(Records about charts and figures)
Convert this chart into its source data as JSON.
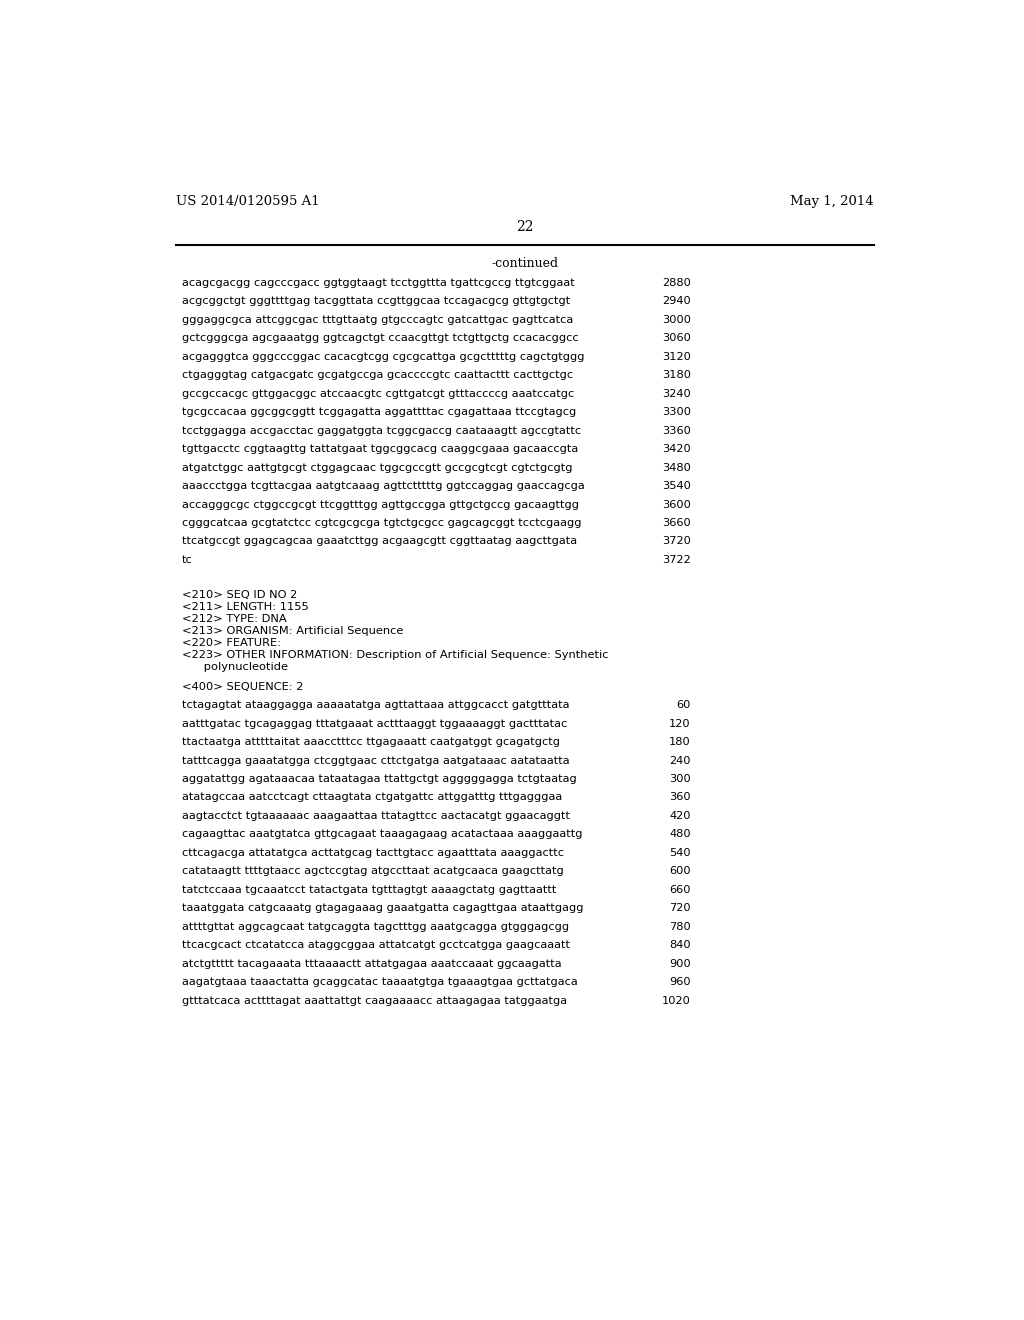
{
  "header_left": "US 2014/0120595 A1",
  "header_right": "May 1, 2014",
  "page_number": "22",
  "continued_label": "-continued",
  "background_color": "#ffffff",
  "mono_lines": [
    {
      "text": "acagcgacgg cagcccgacc ggtggtaagt tcctggttta tgattcgccg ttgtcggaat",
      "num": "2880"
    },
    {
      "text": "acgcggctgt gggttttgag tacggttata ccgttggcaa tccagacgcg gttgtgctgt",
      "num": "2940"
    },
    {
      "text": "gggaggcgca attcggcgac tttgttaatg gtgcccagtc gatcattgac gagttcatca",
      "num": "3000"
    },
    {
      "text": "gctcgggcga agcgaaatgg ggtcagctgt ccaacgttgt tctgttgctg ccacacggcc",
      "num": "3060"
    },
    {
      "text": "acgagggtca gggcccggac cacacgtcgg cgcgcattga gcgctttttg cagctgtggg",
      "num": "3120"
    },
    {
      "text": "ctgagggtag catgacgatc gcgatgccga gcaccccgtc caattacttt cacttgctgc",
      "num": "3180"
    },
    {
      "text": "gccgccacgc gttggacggc atccaacgtc cgttgatcgt gtttaccccg aaatccatgc",
      "num": "3240"
    },
    {
      "text": "tgcgccacaa ggcggcggtt tcggagatta aggattttac cgagattaaa ttccgtagcg",
      "num": "3300"
    },
    {
      "text": "tcctggagga accgacctac gaggatggta tcggcgaccg caataaagtt agccgtattc",
      "num": "3360"
    },
    {
      "text": "tgttgacctc cggtaagttg tattatgaat tggcggcacg caaggcgaaa gacaaccgta",
      "num": "3420"
    },
    {
      "text": "atgatctggc aattgtgcgt ctggagcaac tggcgccgtt gccgcgtcgt cgtctgcgtg",
      "num": "3480"
    },
    {
      "text": "aaaccctgga tcgttacgaa aatgtcaaag agttctttttg ggtccaggag gaaccagcga",
      "num": "3540"
    },
    {
      "text": "accagggcgc ctggccgcgt ttcggtttgg agttgccgga gttgctgccg gacaagttgg",
      "num": "3600"
    },
    {
      "text": "cgggcatcaa gcgtatctcc cgtcgcgcga tgtctgcgcc gagcagcggt tcctcgaagg",
      "num": "3660"
    },
    {
      "text": "ttcatgccgt ggagcagcaa gaaatcttgg acgaagcgtt cggttaatag aagcttgata",
      "num": "3720"
    },
    {
      "text": "tc",
      "num": "3722"
    }
  ],
  "metadata_lines": [
    "<210> SEQ ID NO 2",
    "<211> LENGTH: 1155",
    "<212> TYPE: DNA",
    "<213> ORGANISM: Artificial Sequence",
    "<220> FEATURE:",
    "<223> OTHER INFORMATION: Description of Artificial Sequence: Synthetic",
    "      polynucleotide"
  ],
  "seq400_label": "<400> SEQUENCE: 2",
  "seq_lines": [
    {
      "text": "tctagagtat ataaggagga aaaaatatga agttattaaa attggcacct gatgtttata",
      "num": "60"
    },
    {
      "text": "aatttgatac tgcagaggag tttatgaaat actttaaggt tggaaaaggt gactttatac",
      "num": "120"
    },
    {
      "text": "ttactaatga atttttaitat aaacctttcc ttgagaaatt caatgatggt gcagatgctg",
      "num": "180"
    },
    {
      "text": "tatttcagga gaaatatgga ctcggtgaac cttctgatga aatgataaac aatataatta",
      "num": "240"
    },
    {
      "text": "aggatattgg agataaacaa tataatagaa ttattgctgt agggggagga tctgtaatag",
      "num": "300"
    },
    {
      "text": "atatagccaa aatcctcagt cttaagtata ctgatgattc attggatttg tttgagggaa",
      "num": "360"
    },
    {
      "text": "aagtacctct tgtaaaaaac aaagaattaa ttatagttcc aactacatgt ggaacaggtt",
      "num": "420"
    },
    {
      "text": "cagaagttac aaatgtatca gttgcagaat taaagagaag acatactaaa aaaggaattg",
      "num": "480"
    },
    {
      "text": "cttcagacga attatatgca acttatgcag tacttgtacc agaatttata aaaggacttc",
      "num": "540"
    },
    {
      "text": "catataagtt ttttgtaacc agctccgtag atgccttaat acatgcaaca gaagcttatg",
      "num": "600"
    },
    {
      "text": "tatctccaaa tgcaaatcct tatactgata tgtttagtgt aaaagctatg gagttaattt",
      "num": "660"
    },
    {
      "text": "taaatggata catgcaaatg gtagagaaag gaaatgatta cagagttgaa ataattgagg",
      "num": "720"
    },
    {
      "text": "attttgttat aggcagcaat tatgcaggta tagctttgg aaatgcagga gtgggagcgg",
      "num": "780"
    },
    {
      "text": "ttcacgcact ctcatatcca ataggcggaa attatcatgt gcctcatgga gaagcaaatt",
      "num": "840"
    },
    {
      "text": "atctgttttt tacagaaata tttaaaactt attatgagaa aaatccaaat ggcaagatta",
      "num": "900"
    },
    {
      "text": "aagatgtaaa taaactatta gcaggcatac taaaatgtga tgaaagtgaa gcttatgaca",
      "num": "960"
    },
    {
      "text": "gtttatcaca acttttagat aaattattgt caagaaaacc attaagagaa tatggaatga",
      "num": "1020"
    }
  ]
}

[WHAT YOU NEED TO DO]
Retype the records exactly. Any image in them should not appear in what you write.

[RESPONSE TO THE EXERCISE]
Convert this chart into its source data as JSON.
{
  "header_left": "US 2014/0120595 A1",
  "header_right": "May 1, 2014",
  "page_number": "22",
  "continued_label": "-continued",
  "background_color": "#ffffff",
  "mono_lines": [
    {
      "text": "acagcgacgg cagcccgacc ggtggtaagt tcctggttta tgattcgccg ttgtcggaat",
      "num": "2880"
    },
    {
      "text": "acgcggctgt gggttttgag tacggttata ccgttggcaa tccagacgcg gttgtgctgt",
      "num": "2940"
    },
    {
      "text": "gggaggcgca attcggcgac tttgttaatg gtgcccagtc gatcattgac gagttcatca",
      "num": "3000"
    },
    {
      "text": "gctcgggcga agcgaaatgg ggtcagctgt ccaacgttgt tctgttgctg ccacacggcc",
      "num": "3060"
    },
    {
      "text": "acgagggtca gggcccggac cacacgtcgg cgcgcattga gcgctttttg cagctgtggg",
      "num": "3120"
    },
    {
      "text": "ctgagggtag catgacgatc gcgatgccga gcaccccgtc caattacttt cacttgctgc",
      "num": "3180"
    },
    {
      "text": "gccgccacgc gttggacggc atccaacgtc cgttgatcgt gtttaccccg aaatccatgc",
      "num": "3240"
    },
    {
      "text": "tgcgccacaa ggcggcggtt tcggagatta aggattttac cgagattaaa ttccgtagcg",
      "num": "3300"
    },
    {
      "text": "tcctggagga accgacctac gaggatggta tcggcgaccg caataaagtt agccgtattc",
      "num": "3360"
    },
    {
      "text": "tgttgacctc cggtaagttg tattatgaat tggcggcacg caaggcgaaa gacaaccgta",
      "num": "3420"
    },
    {
      "text": "atgatctggc aattgtgcgt ctggagcaac tggcgccgtt gccgcgtcgt cgtctgcgtg",
      "num": "3480"
    },
    {
      "text": "aaaccctgga tcgttacgaa aatgtcaaag agttctttttg ggtccaggag gaaccagcga",
      "num": "3540"
    },
    {
      "text": "accagggcgc ctggccgcgt ttcggtttgg agttgccgga gttgctgccg gacaagttgg",
      "num": "3600"
    },
    {
      "text": "cgggcatcaa gcgtatctcc cgtcgcgcga tgtctgcgcc gagcagcggt tcctcgaagg",
      "num": "3660"
    },
    {
      "text": "ttcatgccgt ggagcagcaa gaaatcttgg acgaagcgtt cggttaatag aagcttgata",
      "num": "3720"
    },
    {
      "text": "tc",
      "num": "3722"
    }
  ],
  "metadata_lines": [
    "<210> SEQ ID NO 2",
    "<211> LENGTH: 1155",
    "<212> TYPE: DNA",
    "<213> ORGANISM: Artificial Sequence",
    "<220> FEATURE:",
    "<223> OTHER INFORMATION: Description of Artificial Sequence: Synthetic",
    "      polynucleotide"
  ],
  "seq400_label": "<400> SEQUENCE: 2",
  "seq_lines": [
    {
      "text": "tctagagtat ataaggagga aaaaatatga agttattaaa attggcacct gatgtttata",
      "num": "60"
    },
    {
      "text": "aatttgatac tgcagaggag tttatgaaat actttaaggt tggaaaaggt gactttatac",
      "num": "120"
    },
    {
      "text": "ttactaatga atttttaitat aaacctttcc ttgagaaatt caatgatggt gcagatgctg",
      "num": "180"
    },
    {
      "text": "tatttcagga gaaatatgga ctcggtgaac cttctgatga aatgataaac aatataatta",
      "num": "240"
    },
    {
      "text": "aggatattgg agataaacaa tataatagaa ttattgctgt agggggagga tctgtaatag",
      "num": "300"
    },
    {
      "text": "atatagccaa aatcctcagt cttaagtata ctgatgattc attggatttg tttgagggaa",
      "num": "360"
    },
    {
      "text": "aagtacctct tgtaaaaaac aaagaattaa ttatagttcc aactacatgt ggaacaggtt",
      "num": "420"
    },
    {
      "text": "cagaagttac aaatgtatca gttgcagaat taaagagaag acatactaaa aaaggaattg",
      "num": "480"
    },
    {
      "text": "cttcagacga attatatgca acttatgcag tacttgtacc agaatttata aaaggacttc",
      "num": "540"
    },
    {
      "text": "catataagtt ttttgtaacc agctccgtag atgccttaat acatgcaaca gaagcttatg",
      "num": "600"
    },
    {
      "text": "tatctccaaa tgcaaatcct tatactgata tgtttagtgt aaaagctatg gagttaattt",
      "num": "660"
    },
    {
      "text": "taaatggata catgcaaatg gtagagaaag gaaatgatta cagagttgaa ataattgagg",
      "num": "720"
    },
    {
      "text": "attttgttat aggcagcaat tatgcaggta tagctttgg aaatgcagga gtgggagcgg",
      "num": "780"
    },
    {
      "text": "ttcacgcact ctcatatcca ataggcggaa attatcatgt gcctcatgga gaagcaaatt",
      "num": "840"
    },
    {
      "text": "atctgttttt tacagaaata tttaaaactt attatgagaa aaatccaaat ggcaagatta",
      "num": "900"
    },
    {
      "text": "aagatgtaaa taaactatta gcaggcatac taaaatgtga tgaaagtgaa gcttatgaca",
      "num": "960"
    },
    {
      "text": "gtttatcaca acttttagat aaattattgt caagaaaacc attaagagaa tatggaatga",
      "num": "1020"
    }
  ]
}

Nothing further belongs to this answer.